Stated task
Copy out the complete listing, word for word.

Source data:
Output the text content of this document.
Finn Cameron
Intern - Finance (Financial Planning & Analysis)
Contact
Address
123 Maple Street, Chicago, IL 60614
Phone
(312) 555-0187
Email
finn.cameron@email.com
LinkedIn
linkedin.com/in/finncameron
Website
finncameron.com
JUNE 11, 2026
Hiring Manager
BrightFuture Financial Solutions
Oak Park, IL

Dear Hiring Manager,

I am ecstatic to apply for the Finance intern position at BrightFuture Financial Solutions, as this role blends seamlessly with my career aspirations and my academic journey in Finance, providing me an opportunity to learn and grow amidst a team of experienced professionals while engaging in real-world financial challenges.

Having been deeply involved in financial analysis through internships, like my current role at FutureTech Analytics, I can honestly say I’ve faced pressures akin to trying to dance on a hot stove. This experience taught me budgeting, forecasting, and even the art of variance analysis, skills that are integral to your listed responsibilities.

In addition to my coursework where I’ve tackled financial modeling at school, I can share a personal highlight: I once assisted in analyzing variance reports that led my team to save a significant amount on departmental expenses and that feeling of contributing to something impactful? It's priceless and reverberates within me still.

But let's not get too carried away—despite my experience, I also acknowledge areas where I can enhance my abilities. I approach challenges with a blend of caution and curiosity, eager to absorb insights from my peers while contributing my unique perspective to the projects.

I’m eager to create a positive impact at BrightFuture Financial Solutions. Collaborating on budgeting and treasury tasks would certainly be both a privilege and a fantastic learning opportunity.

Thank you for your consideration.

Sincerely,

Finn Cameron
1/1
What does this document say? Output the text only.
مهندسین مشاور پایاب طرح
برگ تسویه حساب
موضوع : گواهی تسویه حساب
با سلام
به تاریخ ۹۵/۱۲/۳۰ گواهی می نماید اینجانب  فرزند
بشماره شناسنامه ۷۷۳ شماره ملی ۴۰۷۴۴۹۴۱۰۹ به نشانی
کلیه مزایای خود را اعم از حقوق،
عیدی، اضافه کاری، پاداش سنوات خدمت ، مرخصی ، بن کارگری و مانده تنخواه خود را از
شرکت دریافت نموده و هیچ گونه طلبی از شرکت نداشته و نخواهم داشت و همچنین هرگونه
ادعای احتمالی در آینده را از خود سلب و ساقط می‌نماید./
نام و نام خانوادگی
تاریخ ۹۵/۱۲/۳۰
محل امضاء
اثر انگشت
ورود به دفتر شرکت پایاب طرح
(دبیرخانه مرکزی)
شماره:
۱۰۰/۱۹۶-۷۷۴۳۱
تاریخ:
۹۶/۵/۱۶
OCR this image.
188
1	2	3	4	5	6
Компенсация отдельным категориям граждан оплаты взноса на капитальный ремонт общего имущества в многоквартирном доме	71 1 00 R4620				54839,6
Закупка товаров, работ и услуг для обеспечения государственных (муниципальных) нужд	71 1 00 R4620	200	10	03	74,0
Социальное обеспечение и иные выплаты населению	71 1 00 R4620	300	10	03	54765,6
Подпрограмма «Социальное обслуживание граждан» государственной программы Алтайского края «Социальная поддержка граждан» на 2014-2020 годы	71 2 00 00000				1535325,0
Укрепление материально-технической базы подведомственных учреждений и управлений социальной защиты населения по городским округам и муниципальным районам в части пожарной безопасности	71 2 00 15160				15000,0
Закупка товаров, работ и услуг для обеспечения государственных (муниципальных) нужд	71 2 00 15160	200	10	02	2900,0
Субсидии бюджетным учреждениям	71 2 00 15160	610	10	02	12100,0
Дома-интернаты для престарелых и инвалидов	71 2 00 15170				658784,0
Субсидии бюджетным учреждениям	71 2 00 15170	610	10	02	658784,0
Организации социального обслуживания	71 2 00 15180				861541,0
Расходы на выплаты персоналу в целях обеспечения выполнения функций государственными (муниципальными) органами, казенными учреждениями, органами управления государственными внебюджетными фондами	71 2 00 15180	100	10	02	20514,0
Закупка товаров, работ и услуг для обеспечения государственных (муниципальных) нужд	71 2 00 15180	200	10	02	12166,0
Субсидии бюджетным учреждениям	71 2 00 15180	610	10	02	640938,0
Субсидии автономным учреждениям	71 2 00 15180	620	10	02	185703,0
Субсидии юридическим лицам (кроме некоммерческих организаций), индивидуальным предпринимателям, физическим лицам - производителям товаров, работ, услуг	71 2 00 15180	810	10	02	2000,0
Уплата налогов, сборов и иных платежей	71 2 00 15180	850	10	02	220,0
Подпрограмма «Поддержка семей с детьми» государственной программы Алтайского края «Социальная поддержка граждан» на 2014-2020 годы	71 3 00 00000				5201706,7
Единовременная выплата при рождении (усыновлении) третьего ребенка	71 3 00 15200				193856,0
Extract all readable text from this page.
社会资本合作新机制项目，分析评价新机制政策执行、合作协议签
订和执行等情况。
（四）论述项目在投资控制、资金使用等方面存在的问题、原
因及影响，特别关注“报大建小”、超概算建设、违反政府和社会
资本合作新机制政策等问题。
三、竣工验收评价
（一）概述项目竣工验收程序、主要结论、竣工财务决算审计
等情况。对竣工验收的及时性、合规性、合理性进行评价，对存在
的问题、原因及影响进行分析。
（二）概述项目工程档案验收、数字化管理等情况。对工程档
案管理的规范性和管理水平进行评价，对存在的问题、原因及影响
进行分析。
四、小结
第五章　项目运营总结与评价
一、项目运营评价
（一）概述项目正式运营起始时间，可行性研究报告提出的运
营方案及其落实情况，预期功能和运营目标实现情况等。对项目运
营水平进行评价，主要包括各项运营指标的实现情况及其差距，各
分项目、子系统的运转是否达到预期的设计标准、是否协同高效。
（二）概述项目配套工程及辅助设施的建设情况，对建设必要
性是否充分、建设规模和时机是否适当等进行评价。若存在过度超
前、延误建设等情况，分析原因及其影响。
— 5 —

Correct answer
Output the text content of this document.
Finn Cameron
Intern - Finance (Financial Planning & Analysis)
Contact
Address
123 Maple Street, Chicago, IL 60614
Phone
(312) 555-0187
Email
finn.cameron@email.com
LinkedIn
linkedin.com/in/finncameron
Website
finncameron.com
JUNE 11, 2026
Hiring Manager
BrightFuture Financial Solutions
Oak Park, IL

Dear Hiring Manager,

I am ecstatic to apply for the Finance intern position at BrightFuture Financial Solutions, as this role blends seamlessly with my career aspirations and my academic journey in Finance, providing me an opportunity to learn and grow amidst a team of experienced professionals while engaging in real-world financial challenges.

Having been deeply involved in financial analysis through internships, like my current role at FutureTech Analytics, I can honestly say I’ve faced pressures akin to trying to dance on a hot stove. This experience taught me budgeting, forecasting, and even the art of variance analysis, skills that are integral to your listed responsibilities.

In addition to my coursework where I’ve tackled financial modeling at school, I can share a personal highlight: I once assisted in analyzing variance reports that led my team to save a significant amount on departmental expenses and that feeling of contributing to something impactful? It's priceless and reverberates within me still.

But let's not get too carried away—despite my experience, I also acknowledge areas where I can enhance my abilities. I approach challenges with a blend of caution and curiosity, eager to absorb insights from my peers while contributing my unique perspective to the projects.

I’m eager to create a positive impact at BrightFuture Financial Solutions. Collaborating on budgeting and treasury tasks would certainly be both a privilege and a fantastic learning opportunity.

Thank you for your consideration.

Sincerely,

Finn Cameron
1/1
What does this document say? Output the text only.
مهندسین مشاور پایاب طرح
برگ تسویه حساب
موضوع : گواهی تسویه حساب
با سلام
به تاریخ ۹۵/۱۲/۳۰ گواهی می نماید اینجانب  فرزند
بشماره شناسنامه ۷۷۳ شماره ملی ۴۰۷۴۴۹۴۱۰۹ به نشانی
کلیه مزایای خود را اعم از حقوق،
عیدی، اضافه کاری، پاداش سنوات خدمت ، مرخصی ، بن کارگری و مانده تنخواه خود را از
شرکت دریافت نموده و هیچ گونه طلبی از شرکت نداشته و نخواهم داشت و همچنین هرگونه
ادعای احتمالی در آینده را از خود سلب و ساقط می‌نماید./
نام و نام خانوادگی
تاریخ ۹۵/۱۲/۳۰
محل امضاء
اثر انگشت
ورود به دفتر شرکت پایاب طرح
(دبیرخانه مرکزی)
شماره:
۱۰۰/۱۹۶-۷۷۴۳۱
تاریخ:
۹۶/۵/۱۶
OCR this image.
188
1	2	3	4	5	6
Компенсация отдельным категориям граждан оплаты взноса на капитальный ремонт общего имущества в многоквартирном доме	71 1 00 R4620				54839,6
Закупка товаров, работ и услуг для обеспечения государственных (муниципальных) нужд	71 1 00 R4620	200	10	03	74,0
Социальное обеспечение и иные выплаты населению	71 1 00 R4620	300	10	03	54765,6
Подпрограмма «Социальное обслуживание граждан» государственной программы Алтайского края «Социальная поддержка граждан» на 2014-2020 годы	71 2 00 00000				1535325,0
Укрепление материально-технической базы подведомственных учреждений и управлений социальной защиты населения по городским округам и муниципальным районам в части пожарной безопасности	71 2 00 15160				15000,0
Закупка товаров, работ и услуг для обеспечения государственных (муниципальных) нужд	71 2 00 15160	200	10	02	2900,0
Субсидии бюджетным учреждениям	71 2 00 15160	610	10	02	12100,0
Дома-интернаты для престарелых и инвалидов	71 2 00 15170				658784,0
Субсидии бюджетным учреждениям	71 2 00 15170	610	10	02	658784,0
Организации социального обслуживания	71 2 00 15180				861541,0
Расходы на выплаты персоналу в целях обеспечения выполнения функций государственными (муниципальными) органами, казенными учреждениями, органами управления государственными внебюджетными фондами	71 2 00 15180	100	10	02	20514,0
Закупка товаров, работ и услуг для обеспечения государственных (муниципальных) нужд	71 2 00 15180	200	10	02	12166,0
Субсидии бюджетным учреждениям	71 2 00 15180	610	10	02	640938,0
Субсидии автономным учреждениям	71 2 00 15180	620	10	02	185703,0
Субсидии юридическим лицам (кроме некоммерческих организаций), индивидуальным предпринимателям, физическим лицам - производителям товаров, работ, услуг	71 2 00 15180	810	10	02	2000,0
Уплата налогов, сборов и иных платежей	71 2 00 15180	850	10	02	220,0
Подпрограмма «Поддержка семей с детьми» государственной программы Алтайского края «Социальная поддержка граждан» на 2014-2020 годы	71 3 00 00000				5201706,7
Единовременная выплата при рождении (усыновлении) третьего ребенка	71 3 00 15200				193856,0
Extract all readable text from this page.
社会资本合作新机制项目，分析评价新机制政策执行、合作协议签
订和执行等情况。
（四）论述项目在投资控制、资金使用等方面存在的问题、原
因及影响，特别关注“报大建小”、超概算建设、违反政府和社会
资本合作新机制政策等问题。
三、竣工验收评价
（一）概述项目竣工验收程序、主要结论、竣工财务决算审计
等情况。对竣工验收的及时性、合规性、合理性进行评价，对存在
的问题、原因及影响进行分析。
（二）概述项目工程档案验收、数字化管理等情况。对工程档
案管理的规范性和管理水平进行评价，对存在的问题、原因及影响
进行分析。
四、小结
第五章　项目运营总结与评价
一、项目运营评价
（一）概述项目正式运营起始时间，可行性研究报告提出的运
营方案及其落实情况，预期功能和运营目标实现情况等。对项目运
营水平进行评价，主要包括各项运营指标的实现情况及其差距，各
分项目、子系统的运转是否达到预期的设计标准、是否协同高效。
（二）概述项目配套工程及辅助设施的建设情况，对建设必要
性是否充分、建设规模和时机是否适当等进行评价。若存在过度超
前、延误建设等情况，分析原因及其影响。
— 5 —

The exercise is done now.